Immersed in Christ: March 23, 2020
Monday, Fourth Week of Lent
The Responsorial (Psalm 30) is an acknowledgement each one of us needs to make. Frequently. “I will praise you, Lord, for you have rescued me.”
What kind of God comes through in Isaiah 65: 17-21?
Lo, I am about to create a new heavens and a new earth.... There shall always be rejoicing and happiness in what I create. For I create Jerusalem [read “the Church”] to be a joy, and its people to be a delight.
Larry, a Baptist minister, told at a dinner party how his loving wife was the one who kept order in the family. She got their daughter Jane off to school, regulated the TV, and kept the candy down. But Larry didn’t conform: “I just gave Jane everything she wanted.”
One morning, when his wife left for a trip, Jane said, “I don’t want to go to school today.” “Great,” Larry laughed, “Let’s take a holiday!” The other mothers at table all looked horrified as he told how they just stayed home for the rest of the week. Watched television. Ate junk food. Had a ball.
Before his wife’s return Larry suggested to Jane, “You know, there are some things mommy doesn’t need to hear.”
Isn’t the Church like a mother to us? Loving, but conscientious. Mothers set the rules. They keep family life ordered. That is their job. It is necessary. But it isn’t the whole picture.
Can you see God the Father acting like this Baptist minister? One Sunday you wake up, see glorious weather outside, and say to the Father, “I don’t want to go to Mass today.” Can you imagine God the Father laughing and saying, “Fine! Let’s take a holiday!” And making sure you have one of the most enjoyable days of your life?

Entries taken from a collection
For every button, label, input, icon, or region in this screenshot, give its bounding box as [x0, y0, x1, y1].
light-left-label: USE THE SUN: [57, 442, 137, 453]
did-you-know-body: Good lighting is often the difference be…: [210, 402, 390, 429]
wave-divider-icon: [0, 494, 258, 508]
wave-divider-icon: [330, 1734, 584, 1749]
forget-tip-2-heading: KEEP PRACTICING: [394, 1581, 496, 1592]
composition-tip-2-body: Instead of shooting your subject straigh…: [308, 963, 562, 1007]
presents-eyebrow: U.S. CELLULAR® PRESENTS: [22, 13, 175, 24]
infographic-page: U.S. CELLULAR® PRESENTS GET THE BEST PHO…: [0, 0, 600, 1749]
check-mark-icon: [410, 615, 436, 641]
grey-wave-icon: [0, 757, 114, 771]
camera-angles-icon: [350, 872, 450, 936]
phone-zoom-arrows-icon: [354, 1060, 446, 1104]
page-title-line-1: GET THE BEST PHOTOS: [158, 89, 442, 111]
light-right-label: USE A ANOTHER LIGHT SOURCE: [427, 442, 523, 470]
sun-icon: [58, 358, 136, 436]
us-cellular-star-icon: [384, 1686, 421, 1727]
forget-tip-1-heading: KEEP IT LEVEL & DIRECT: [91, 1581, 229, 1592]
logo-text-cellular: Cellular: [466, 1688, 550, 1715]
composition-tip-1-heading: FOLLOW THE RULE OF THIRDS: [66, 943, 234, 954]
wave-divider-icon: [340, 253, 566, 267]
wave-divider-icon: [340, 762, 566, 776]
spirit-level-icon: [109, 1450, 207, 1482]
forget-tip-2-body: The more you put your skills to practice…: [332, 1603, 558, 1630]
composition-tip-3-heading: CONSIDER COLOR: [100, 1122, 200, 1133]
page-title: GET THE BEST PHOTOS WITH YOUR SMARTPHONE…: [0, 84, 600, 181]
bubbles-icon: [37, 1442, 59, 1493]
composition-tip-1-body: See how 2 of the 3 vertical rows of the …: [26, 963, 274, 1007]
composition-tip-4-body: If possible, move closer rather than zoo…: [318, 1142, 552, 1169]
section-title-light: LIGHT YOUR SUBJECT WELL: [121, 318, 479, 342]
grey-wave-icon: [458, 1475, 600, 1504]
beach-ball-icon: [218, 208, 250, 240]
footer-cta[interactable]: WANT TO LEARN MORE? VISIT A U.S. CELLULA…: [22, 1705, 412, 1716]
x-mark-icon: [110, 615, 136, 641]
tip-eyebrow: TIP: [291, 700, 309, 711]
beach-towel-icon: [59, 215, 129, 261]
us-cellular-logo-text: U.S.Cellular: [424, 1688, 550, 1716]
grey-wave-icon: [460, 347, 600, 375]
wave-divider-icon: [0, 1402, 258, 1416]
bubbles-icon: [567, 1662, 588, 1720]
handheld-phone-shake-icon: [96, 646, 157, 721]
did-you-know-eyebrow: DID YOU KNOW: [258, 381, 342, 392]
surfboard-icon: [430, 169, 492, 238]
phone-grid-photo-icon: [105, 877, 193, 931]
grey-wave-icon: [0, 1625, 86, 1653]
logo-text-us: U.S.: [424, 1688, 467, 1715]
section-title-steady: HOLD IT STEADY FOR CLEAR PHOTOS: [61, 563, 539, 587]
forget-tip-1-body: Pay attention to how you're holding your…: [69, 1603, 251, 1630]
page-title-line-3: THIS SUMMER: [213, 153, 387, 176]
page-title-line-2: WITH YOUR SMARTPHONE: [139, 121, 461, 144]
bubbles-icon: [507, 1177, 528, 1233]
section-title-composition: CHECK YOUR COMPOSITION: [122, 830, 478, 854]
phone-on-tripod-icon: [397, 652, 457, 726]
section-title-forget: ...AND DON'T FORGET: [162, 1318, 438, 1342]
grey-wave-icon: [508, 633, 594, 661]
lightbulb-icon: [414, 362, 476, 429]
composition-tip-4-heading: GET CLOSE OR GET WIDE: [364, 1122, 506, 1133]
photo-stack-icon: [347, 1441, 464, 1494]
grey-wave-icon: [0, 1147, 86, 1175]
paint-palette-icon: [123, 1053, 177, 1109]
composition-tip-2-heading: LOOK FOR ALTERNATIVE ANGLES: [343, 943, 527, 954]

Set of tasks
#1 Summarize the Lenten reflection in two sentences.
#2 Retype the Lenten reflection from the words "What kind of" to the words "Had a ball.".

Responses in order
#1 The Lenten reflection cites Psalm 30's praise to the Lord for rescue and Isaiah 65, where God promises a new heavens and a new earth and a Jerusalem, read as the Church, created to be a joy. It tells of a Baptist minister who let his daughter stay home from school for a week while his wife was away, compares the Church to a mother who sets the rules, and asks whether God the Father might act like that minister when someone does not want to go to Mass.

#2
What kind of God comes through in Isaiah 65: 17-21?
Lo, I am about to create a new heavens and a new earth.... There shall always be rejoicing and happiness in what I create. For I create Jerusalem [read “the Church”] to be a joy, and its people to be a delight.
Larry, a Baptist minister, told at a dinner party how his loving wife was the one who kept order in the family. She got their daughter Jane off to school, regulated the TV, and kept the candy down. But Larry didn’t conform: “I just gave Jane everything she wanted.”
One morning, when his wife left for a trip, Jane said, “I don’t want to go to school today.” “Great,” Larry laughed, “Let’s take a holiday!” The other mothers at table all looked horrified as he told how they just stayed home for the rest of the week. Watched television. Ate junk food. Had a ball.